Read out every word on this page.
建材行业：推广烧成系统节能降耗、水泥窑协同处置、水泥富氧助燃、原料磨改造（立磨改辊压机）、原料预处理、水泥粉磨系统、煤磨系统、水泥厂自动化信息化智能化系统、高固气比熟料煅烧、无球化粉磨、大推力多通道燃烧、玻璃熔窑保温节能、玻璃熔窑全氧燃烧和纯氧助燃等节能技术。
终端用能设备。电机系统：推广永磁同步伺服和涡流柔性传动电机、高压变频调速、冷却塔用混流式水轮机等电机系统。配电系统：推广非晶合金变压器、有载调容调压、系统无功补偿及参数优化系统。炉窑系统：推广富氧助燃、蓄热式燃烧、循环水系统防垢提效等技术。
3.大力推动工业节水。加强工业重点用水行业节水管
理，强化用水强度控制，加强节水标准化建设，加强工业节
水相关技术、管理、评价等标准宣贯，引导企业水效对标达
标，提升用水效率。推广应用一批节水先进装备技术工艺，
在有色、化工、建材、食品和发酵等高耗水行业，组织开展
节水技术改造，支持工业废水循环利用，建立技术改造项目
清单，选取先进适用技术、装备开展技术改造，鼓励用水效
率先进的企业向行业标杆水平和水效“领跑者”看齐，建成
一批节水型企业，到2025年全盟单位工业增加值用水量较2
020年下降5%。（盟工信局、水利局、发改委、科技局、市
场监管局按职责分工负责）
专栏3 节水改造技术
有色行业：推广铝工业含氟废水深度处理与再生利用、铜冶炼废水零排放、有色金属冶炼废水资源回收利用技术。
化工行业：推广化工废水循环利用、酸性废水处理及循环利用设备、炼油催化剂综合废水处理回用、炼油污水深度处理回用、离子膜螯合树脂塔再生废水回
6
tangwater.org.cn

========================================

__TASK REQUIREMENTS__:
Please repeat all the records above exactly as they appear.

__TASK ANSWER__:
Read out every word on this page.
建材行业：推广烧成系统节能降耗、水泥窑协同处置、水泥富氧助燃、原料磨改造（立磨改辊压机）、原料预处理、水泥粉磨系统、煤磨系统、水泥厂自动化信息化智能化系统、高固气比熟料煅烧、无球化粉磨、大推力多通道燃烧、玻璃熔窑保温节能、玻璃熔窑全氧燃烧和纯氧助燃等节能技术。
终端用能设备。电机系统：推广永磁同步伺服和涡流柔性传动电机、高压变频调速、冷却塔用混流式水轮机等电机系统。配电系统：推广非晶合金变压器、有载调容调压、系统无功补偿及参数优化系统。炉窑系统：推广富氧助燃、蓄热式燃烧、循环水系统防垢提效等技术。
3.大力推动工业节水。加强工业重点用水行业节水管
理，强化用水强度控制，加强节水标准化建设，加强工业节
水相关技术、管理、评价等标准宣贯，引导企业水效对标达
标，提升用水效率。推广应用一批节水先进装备技术工艺，
在有色、化工、建材、食品和发酵等高耗水行业，组织开展
节水技术改造，支持工业废水循环利用，建立技术改造项目
清单，选取先进适用技术、装备开展技术改造，鼓励用水效
率先进的企业向行业标杆水平和水效“领跑者”看齐，建成
一批节水型企业，到2025年全盟单位工业增加值用水量较2
020年下降5%。（盟工信局、水利局、发改委、科技局、市
场监管局按职责分工负责）
专栏3 节水改造技术
有色行业：推广铝工业含氟废水深度处理与再生利用、铜冶炼废水零排放、有色金属冶炼废水资源回收利用技术。
化工行业：推广化工废水循环利用、酸性废水处理及循环利用设备、炼油催化剂综合废水处理回用、炼油污水深度处理回用、离子膜螯合树脂塔再生废水回
6
tangwater.org.cn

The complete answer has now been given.